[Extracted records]
----
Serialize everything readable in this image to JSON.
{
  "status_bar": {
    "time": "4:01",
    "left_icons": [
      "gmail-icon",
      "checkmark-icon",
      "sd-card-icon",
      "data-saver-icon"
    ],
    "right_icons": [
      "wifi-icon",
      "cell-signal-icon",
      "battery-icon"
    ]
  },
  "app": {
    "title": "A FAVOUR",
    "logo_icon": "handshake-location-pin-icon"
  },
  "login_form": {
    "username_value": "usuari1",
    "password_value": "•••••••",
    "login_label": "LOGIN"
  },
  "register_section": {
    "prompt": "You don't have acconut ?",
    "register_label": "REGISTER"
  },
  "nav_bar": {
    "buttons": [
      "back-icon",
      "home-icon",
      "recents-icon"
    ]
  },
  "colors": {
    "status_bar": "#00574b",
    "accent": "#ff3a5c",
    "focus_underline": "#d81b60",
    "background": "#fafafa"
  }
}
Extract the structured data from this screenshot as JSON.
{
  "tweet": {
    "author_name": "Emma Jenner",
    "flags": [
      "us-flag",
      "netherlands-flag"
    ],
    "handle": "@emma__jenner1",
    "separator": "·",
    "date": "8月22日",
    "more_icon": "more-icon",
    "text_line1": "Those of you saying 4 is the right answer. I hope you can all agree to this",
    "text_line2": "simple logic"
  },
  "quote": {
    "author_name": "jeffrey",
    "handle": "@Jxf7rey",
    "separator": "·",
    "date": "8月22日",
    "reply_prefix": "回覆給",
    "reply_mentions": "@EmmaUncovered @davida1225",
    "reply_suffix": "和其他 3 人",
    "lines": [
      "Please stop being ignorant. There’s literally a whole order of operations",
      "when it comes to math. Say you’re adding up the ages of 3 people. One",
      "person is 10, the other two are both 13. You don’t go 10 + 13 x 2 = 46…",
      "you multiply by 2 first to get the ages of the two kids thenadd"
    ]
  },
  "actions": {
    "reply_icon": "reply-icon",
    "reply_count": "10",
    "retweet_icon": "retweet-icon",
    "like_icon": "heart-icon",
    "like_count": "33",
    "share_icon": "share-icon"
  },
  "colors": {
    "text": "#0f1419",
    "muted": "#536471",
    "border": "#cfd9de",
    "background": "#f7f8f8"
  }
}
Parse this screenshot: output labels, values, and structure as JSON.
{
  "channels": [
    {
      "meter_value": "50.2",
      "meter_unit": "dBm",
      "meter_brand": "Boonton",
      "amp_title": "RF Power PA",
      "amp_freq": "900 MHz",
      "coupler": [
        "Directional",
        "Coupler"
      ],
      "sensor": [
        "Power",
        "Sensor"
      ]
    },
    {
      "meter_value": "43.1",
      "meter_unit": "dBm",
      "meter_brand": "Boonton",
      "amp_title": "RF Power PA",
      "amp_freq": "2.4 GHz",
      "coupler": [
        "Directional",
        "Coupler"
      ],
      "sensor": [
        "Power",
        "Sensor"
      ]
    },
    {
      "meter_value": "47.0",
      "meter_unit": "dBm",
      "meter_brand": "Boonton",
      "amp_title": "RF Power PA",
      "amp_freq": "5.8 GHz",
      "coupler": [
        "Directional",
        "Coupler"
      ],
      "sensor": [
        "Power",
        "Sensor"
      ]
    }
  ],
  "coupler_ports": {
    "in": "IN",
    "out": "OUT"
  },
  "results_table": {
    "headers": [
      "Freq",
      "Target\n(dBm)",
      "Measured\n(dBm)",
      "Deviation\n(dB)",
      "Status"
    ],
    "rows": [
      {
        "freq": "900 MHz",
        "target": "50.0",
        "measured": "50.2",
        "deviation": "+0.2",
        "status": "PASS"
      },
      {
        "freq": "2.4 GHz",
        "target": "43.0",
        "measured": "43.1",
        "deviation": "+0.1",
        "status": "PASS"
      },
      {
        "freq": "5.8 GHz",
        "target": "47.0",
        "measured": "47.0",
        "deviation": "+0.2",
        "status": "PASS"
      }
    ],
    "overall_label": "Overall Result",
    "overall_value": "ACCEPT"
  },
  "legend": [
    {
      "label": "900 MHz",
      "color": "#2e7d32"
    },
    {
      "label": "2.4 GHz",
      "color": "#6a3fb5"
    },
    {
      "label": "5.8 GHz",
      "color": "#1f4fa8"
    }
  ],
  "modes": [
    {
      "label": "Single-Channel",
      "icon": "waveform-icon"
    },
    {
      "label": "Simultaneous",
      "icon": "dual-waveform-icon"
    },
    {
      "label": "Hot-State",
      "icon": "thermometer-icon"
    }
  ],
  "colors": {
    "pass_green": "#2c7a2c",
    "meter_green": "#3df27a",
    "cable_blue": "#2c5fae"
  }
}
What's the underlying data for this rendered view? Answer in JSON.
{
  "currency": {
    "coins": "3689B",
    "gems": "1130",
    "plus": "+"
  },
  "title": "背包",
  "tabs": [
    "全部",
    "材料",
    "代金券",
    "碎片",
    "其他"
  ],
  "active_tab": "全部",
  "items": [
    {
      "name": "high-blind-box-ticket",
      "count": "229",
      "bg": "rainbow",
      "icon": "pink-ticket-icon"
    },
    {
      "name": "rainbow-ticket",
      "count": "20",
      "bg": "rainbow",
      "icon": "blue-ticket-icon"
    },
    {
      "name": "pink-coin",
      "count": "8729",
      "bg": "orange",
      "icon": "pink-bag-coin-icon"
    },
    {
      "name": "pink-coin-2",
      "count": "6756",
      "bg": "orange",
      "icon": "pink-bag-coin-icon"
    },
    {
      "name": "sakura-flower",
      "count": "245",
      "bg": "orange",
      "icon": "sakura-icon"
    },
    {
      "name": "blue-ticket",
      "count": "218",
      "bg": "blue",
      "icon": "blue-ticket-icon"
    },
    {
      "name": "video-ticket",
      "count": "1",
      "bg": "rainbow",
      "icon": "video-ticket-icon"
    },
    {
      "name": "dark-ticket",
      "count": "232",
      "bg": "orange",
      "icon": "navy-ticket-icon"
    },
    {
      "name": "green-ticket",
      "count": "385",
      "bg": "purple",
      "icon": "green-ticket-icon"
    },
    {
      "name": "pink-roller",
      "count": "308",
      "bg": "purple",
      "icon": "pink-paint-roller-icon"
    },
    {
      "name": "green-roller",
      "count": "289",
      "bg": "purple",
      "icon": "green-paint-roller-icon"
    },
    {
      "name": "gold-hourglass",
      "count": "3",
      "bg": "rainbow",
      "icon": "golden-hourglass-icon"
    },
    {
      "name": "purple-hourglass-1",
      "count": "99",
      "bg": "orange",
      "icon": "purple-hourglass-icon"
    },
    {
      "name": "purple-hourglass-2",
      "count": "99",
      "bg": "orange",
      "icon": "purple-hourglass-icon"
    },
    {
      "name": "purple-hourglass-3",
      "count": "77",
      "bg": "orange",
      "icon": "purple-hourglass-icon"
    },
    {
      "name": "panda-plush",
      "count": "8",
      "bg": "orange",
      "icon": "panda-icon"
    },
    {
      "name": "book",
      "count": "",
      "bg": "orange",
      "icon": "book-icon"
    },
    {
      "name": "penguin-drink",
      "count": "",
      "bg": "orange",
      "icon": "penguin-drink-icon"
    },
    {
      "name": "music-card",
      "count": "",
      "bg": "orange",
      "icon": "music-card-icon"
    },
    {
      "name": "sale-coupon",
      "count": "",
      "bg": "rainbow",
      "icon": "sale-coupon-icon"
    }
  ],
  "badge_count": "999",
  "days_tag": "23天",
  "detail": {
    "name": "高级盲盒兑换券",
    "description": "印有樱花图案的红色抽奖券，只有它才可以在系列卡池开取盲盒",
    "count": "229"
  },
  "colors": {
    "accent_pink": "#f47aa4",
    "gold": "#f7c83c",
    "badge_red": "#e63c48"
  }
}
----
# Task
Set down every record above exactly as given.

# Correct result
Serialize everything readable in this image to JSON.
{
  "status_bar": {
    "time": "4:01",
    "left_icons": [
      "gmail-icon",
      "checkmark-icon",
      "sd-card-icon",
      "data-saver-icon"
    ],
    "right_icons": [
      "wifi-icon",
      "cell-signal-icon",
      "battery-icon"
    ]
  },
  "app": {
    "title": "A FAVOUR",
    "logo_icon": "handshake-location-pin-icon"
  },
  "login_form": {
    "username_value": "usuari1",
    "password_value": "•••••••",
    "login_label": "LOGIN"
  },
  "register_section": {
    "prompt": "You don't have acconut ?",
    "register_label": "REGISTER"
  },
  "nav_bar": {
    "buttons": [
      "back-icon",
      "home-icon",
      "recents-icon"
    ]
  },
  "colors": {
    "status_bar": "#00574b",
    "accent": "#ff3a5c",
    "focus_underline": "#d81b60",
    "background": "#fafafa"
  }
}
Extract the structured data from this screenshot as JSON.
{
  "tweet": {
    "author_name": "Emma Jenner",
    "flags": [
      "us-flag",
      "netherlands-flag"
    ],
    "handle": "@emma__jenner1",
    "separator": "·",
    "date": "8月22日",
    "more_icon": "more-icon",
    "text_line1": "Those of you saying 4 is the right answer. I hope you can all agree to this",
    "text_line2": "simple logic"
  },
  "quote": {
    "author_name": "jeffrey",
    "handle": "@Jxf7rey",
    "separator": "·",
    "date": "8月22日",
    "reply_prefix": "回覆給",
    "reply_mentions": "@EmmaUncovered @davida1225",
    "reply_suffix": "和其他 3 人",
    "lines": [
      "Please stop being ignorant. There’s literally a whole order of operations",
      "when it comes to math. Say you’re adding up the ages of 3 people. One",
      "person is 10, the other two are both 13. You don’t go 10 + 13 x 2 = 46…",
      "you multiply by 2 first to get the ages of the two kids thenadd"
    ]
  },
  "actions": {
    "reply_icon": "reply-icon",
    "reply_count": "10",
    "retweet_icon": "retweet-icon",
    "like_icon": "heart-icon",
    "like_count": "33",
    "share_icon": "share-icon"
  },
  "colors": {
    "text": "#0f1419",
    "muted": "#536471",
    "border": "#cfd9de",
    "background": "#f7f8f8"
  }
}
Parse this screenshot: output labels, values, and structure as JSON.
{
  "channels": [
    {
      "meter_value": "50.2",
      "meter_unit": "dBm",
      "meter_brand": "Boonton",
      "amp_title": "RF Power PA",
      "amp_freq": "900 MHz",
      "coupler": [
        "Directional",
        "Coupler"
      ],
      "sensor": [
        "Power",
        "Sensor"
      ]
    },
    {
      "meter_value": "43.1",
      "meter_unit": "dBm",
      "meter_brand": "Boonton",
      "amp_title": "RF Power PA",
      "amp_freq": "2.4 GHz",
      "coupler": [
        "Directional",
        "Coupler"
      ],
      "sensor": [
        "Power",
        "Sensor"
      ]
    },
    {
      "meter_value": "47.0",
      "meter_unit": "dBm",
      "meter_brand": "Boonton",
      "amp_title": "RF Power PA",
      "amp_freq": "5.8 GHz",
      "coupler": [
        "Directional",
        "Coupler"
      ],
      "sensor": [
        "Power",
        "Sensor"
      ]
    }
  ],
  "coupler_ports": {
    "in": "IN",
    "out": "OUT"
  },
  "results_table": {
    "headers": [
      "Freq",
      "Target\n(dBm)",
      "Measured\n(dBm)",
      "Deviation\n(dB)",
      "Status"
    ],
    "rows": [
      {
        "freq": "900 MHz",
        "target": "50.0",
        "measured": "50.2",
        "deviation": "+0.2",
        "status": "PASS"
      },
      {
        "freq": "2.4 GHz",
        "target": "43.0",
        "measured": "43.1",
        "deviation": "+0.1",
        "status": "PASS"
      },
      {
        "freq": "5.8 GHz",
        "target": "47.0",
        "measured": "47.0",
        "deviation": "+0.2",
        "status": "PASS"
      }
    ],
    "overall_label": "Overall Result",
    "overall_value": "ACCEPT"
  },
  "legend": [
    {
      "label": "900 MHz",
      "color": "#2e7d32"
    },
    {
      "label": "2.4 GHz",
      "color": "#6a3fb5"
    },
    {
      "label": "5.8 GHz",
      "color": "#1f4fa8"
    }
  ],
  "modes": [
    {
      "label": "Single-Channel",
      "icon": "waveform-icon"
    },
    {
      "label": "Simultaneous",
      "icon": "dual-waveform-icon"
    },
    {
      "label": "Hot-State",
      "icon": "thermometer-icon"
    }
  ],
  "colors": {
    "pass_green": "#2c7a2c",
    "meter_green": "#3df27a",
    "cable_blue": "#2c5fae"
  }
}
What's the underlying data for this rendered view? Answer in JSON.
{
  "currency": {
    "coins": "3689B",
    "gems": "1130",
    "plus": "+"
  },
  "title": "背包",
  "tabs": [
    "全部",
    "材料",
    "代金券",
    "碎片",
    "其他"
  ],
  "active_tab": "全部",
  "items": [
    {
      "name": "high-blind-box-ticket",
      "count": "229",
      "bg": "rainbow",
      "icon": "pink-ticket-icon"
    },
    {
      "name": "rainbow-ticket",
      "count": "20",
      "bg": "rainbow",
      "icon": "blue-ticket-icon"
    },
    {
      "name": "pink-coin",
      "count": "8729",
      "bg": "orange",
      "icon": "pink-bag-coin-icon"
    },
    {
      "name": "pink-coin-2",
      "count": "6756",
      "bg": "orange",
      "icon": "pink-bag-coin-icon"
    },
    {
      "name": "sakura-flower",
      "count": "245",
      "bg": "orange",
      "icon": "sakura-icon"
    },
    {
      "name": "blue-ticket",
      "count": "218",
      "bg": "blue",
      "icon": "blue-ticket-icon"
    },
    {
      "name": "video-ticket",
      "count": "1",
      "bg": "rainbow",
      "icon": "video-ticket-icon"
    },
    {
      "name": "dark-ticket",
      "count": "232",
      "bg": "orange",
      "icon": "navy-ticket-icon"
    },
    {
      "name": "green-ticket",
      "count": "385",
      "bg": "purple",
      "icon": "green-ticket-icon"
    },
    {
      "name": "pink-roller",
      "count": "308",
      "bg": "purple",
      "icon": "pink-paint-roller-icon"
    },
    {
      "name": "green-roller",
      "count": "289",
      "bg": "purple",
      "icon": "green-paint-roller-icon"
    },
    {
      "name": "gold-hourglass",
      "count": "3",
      "bg": "rainbow",
      "icon": "golden-hourglass-icon"
    },
    {
      "name": "purple-hourglass-1",
      "count": "99",
      "bg": "orange",
      "icon": "purple-hourglass-icon"
    },
    {
      "name": "purple-hourglass-2",
      "count": "99",
      "bg": "orange",
      "icon": "purple-hourglass-icon"
    },
    {
      "name": "purple-hourglass-3",
      "count": "77",
      "bg": "orange",
      "icon": "purple-hourglass-icon"
    },
    {
      "name": "panda-plush",
      "count": "8",
      "bg": "orange",
      "icon": "panda-icon"
    },
    {
      "name": "book",
      "count": "",
      "bg": "orange",
      "icon": "book-icon"
    },
    {
      "name": "penguin-drink",
      "count": "",
      "bg": "orange",
      "icon": "penguin-drink-icon"
    },
    {
      "name": "music-card",
      "count": "",
      "bg": "orange",
      "icon": "music-card-icon"
    },
    {
      "name": "sale-coupon",
      "count": "",
      "bg": "rainbow",
      "icon": "sale-coupon-icon"
    }
  ],
  "badge_count": "999",
  "days_tag": "23天",
  "detail": {
    "name": "高级盲盒兑换券",
    "description": "印有樱花图案的红色抽奖券，只有它才可以在系列卡池开取盲盒",
    "count": "229"
  },
  "colors": {
    "accent_pink": "#f47aa4",
    "gold": "#f7c83c",
    "badge_red": "#e63c48"
  }
}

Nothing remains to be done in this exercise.